Exercise prompt:
Without including any pictures, copy each entry below exactly.

Stored entries:

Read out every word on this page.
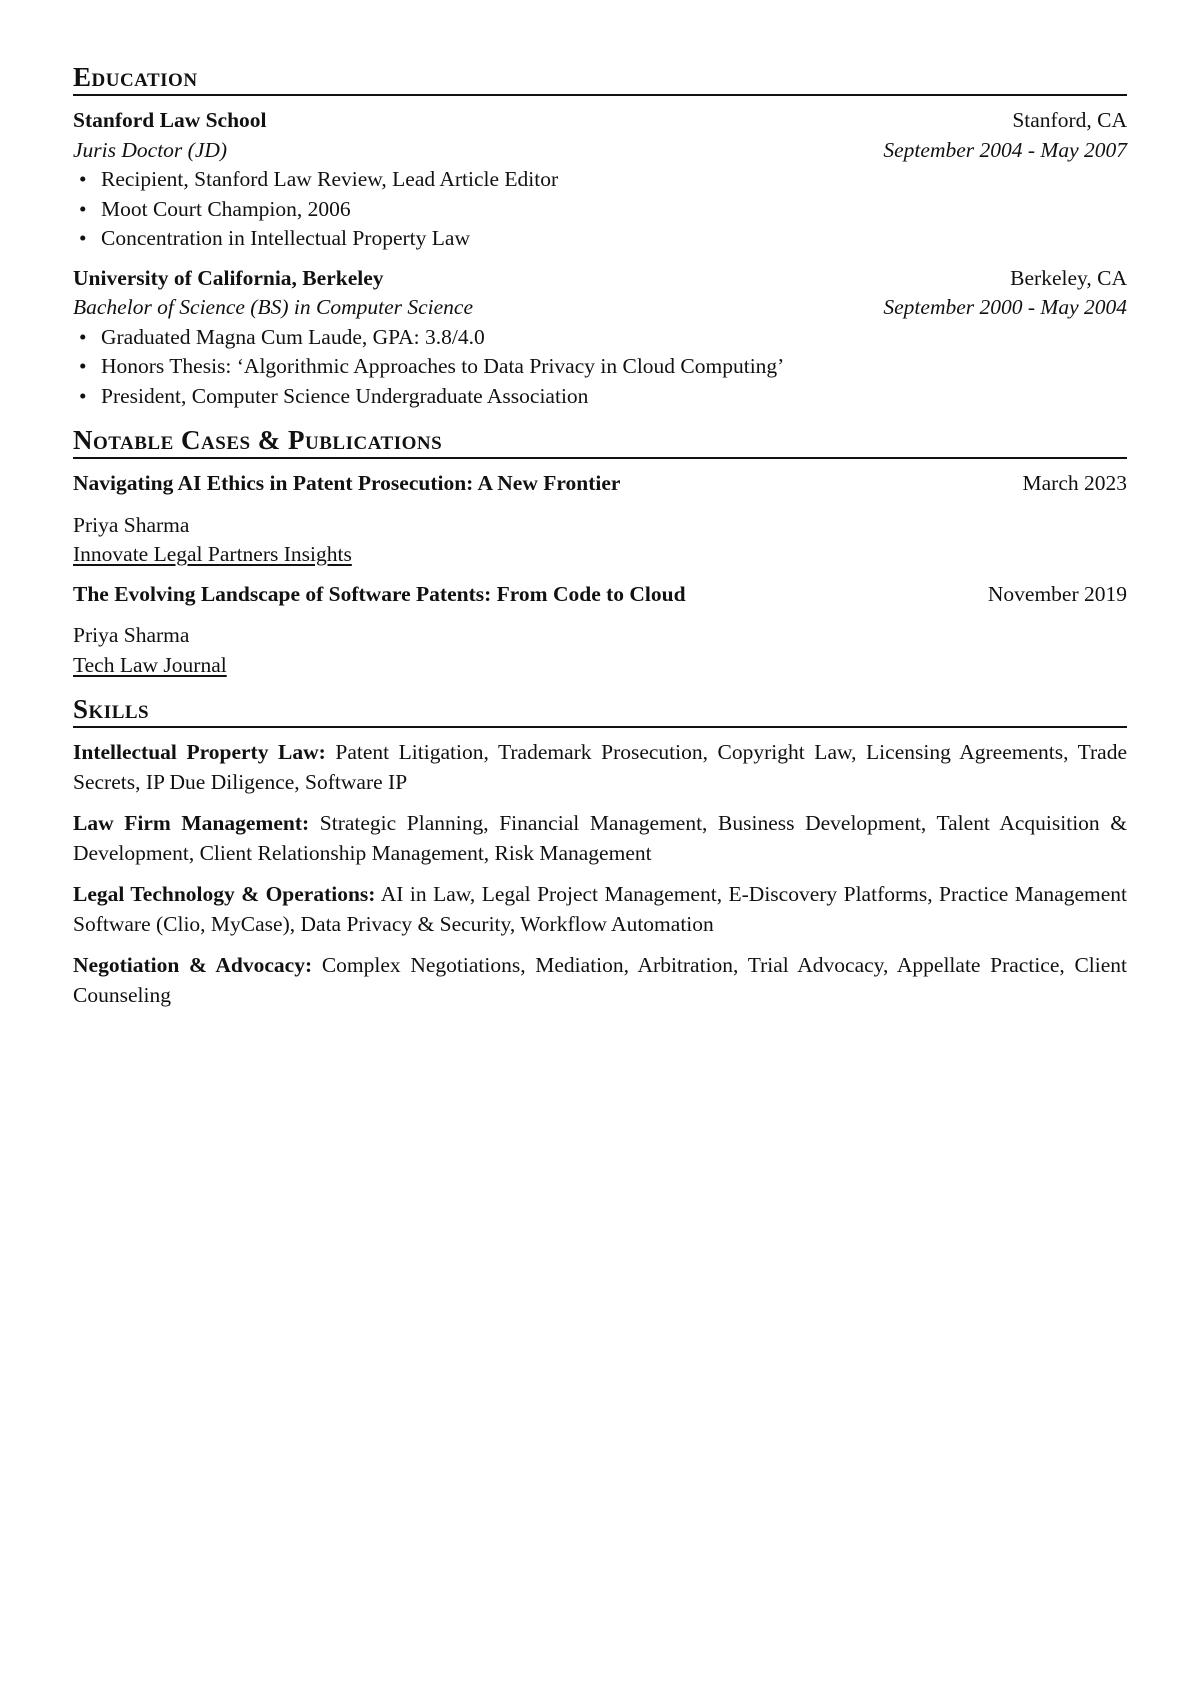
Education
Stanford Law School	Stanford, CA
Juris Doctor (JD)	September 2004 - May 2007
• Recipient, Stanford Law Review, Lead Article Editor
• Moot Court Champion, 2006
• Concentration in Intellectual Property Law
University of California, Berkeley	Berkeley, CA
Bachelor of Science (BS) in Computer Science	September 2000 - May 2004
• Graduated Magna Cum Laude, GPA: 3.8/4.0
• Honors Thesis: ‘Algorithmic Approaches to Data Privacy in Cloud Computing’
• President, Computer Science Undergraduate Association
Notable Cases & Publications
Navigating AI Ethics in Patent Prosecution: A New Frontier	March 2023
Priya Sharma
Innovate Legal Partners Insights
The Evolving Landscape of Software Patents: From Code to Cloud	November 2019
Priya Sharma
Tech Law Journal
Skills
Intellectual Property Law: Patent Litigation, Trademark Prosecution, Copyright Law, Licensing Agreements, Trade Secrets, IP Due Diligence, Software IP
Law Firm Management: Strategic Planning, Financial Management, Business Development, Talent Acquisition & Development, Client Relationship Management, Risk Management
Legal Technology & Operations: AI in Law, Legal Project Management, E-Discovery Platforms, Practice Management Software (Clio, MyCase), Data Privacy & Security, Workflow Automation
Negotiation & Advocacy: Complex Negotiations, Mediation, Arbitration, Trial Advocacy, Appellate Practice, Client Counseling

Result below:
Read out every word on this page.
Education
Stanford Law School	Stanford, CA
Juris Doctor (JD)	September 2004 - May 2007
• Recipient, Stanford Law Review, Lead Article Editor
• Moot Court Champion, 2006
• Concentration in Intellectual Property Law
University of California, Berkeley	Berkeley, CA
Bachelor of Science (BS) in Computer Science	September 2000 - May 2004
• Graduated Magna Cum Laude, GPA: 3.8/4.0
• Honors Thesis: ‘Algorithmic Approaches to Data Privacy in Cloud Computing’
• President, Computer Science Undergraduate Association
Notable Cases & Publications
Navigating AI Ethics in Patent Prosecution: A New Frontier	March 2023
Priya Sharma
Innovate Legal Partners Insights
The Evolving Landscape of Software Patents: From Code to Cloud	November 2019
Priya Sharma
Tech Law Journal
Skills
Intellectual Property Law: Patent Litigation, Trademark Prosecution, Copyright Law, Licensing Agreements, Trade Secrets, IP Due Diligence, Software IP
Law Firm Management: Strategic Planning, Financial Management, Business Development, Talent Acquisition & Development, Client Relationship Management, Risk Management
Legal Technology & Operations: AI in Law, Legal Project Management, E-Discovery Platforms, Practice Management Software (Clio, MyCase), Data Privacy & Security, Workflow Automation
Negotiation & Advocacy: Complex Negotiations, Mediation, Arbitration, Trial Advocacy, Appellate Practice, Client Counseling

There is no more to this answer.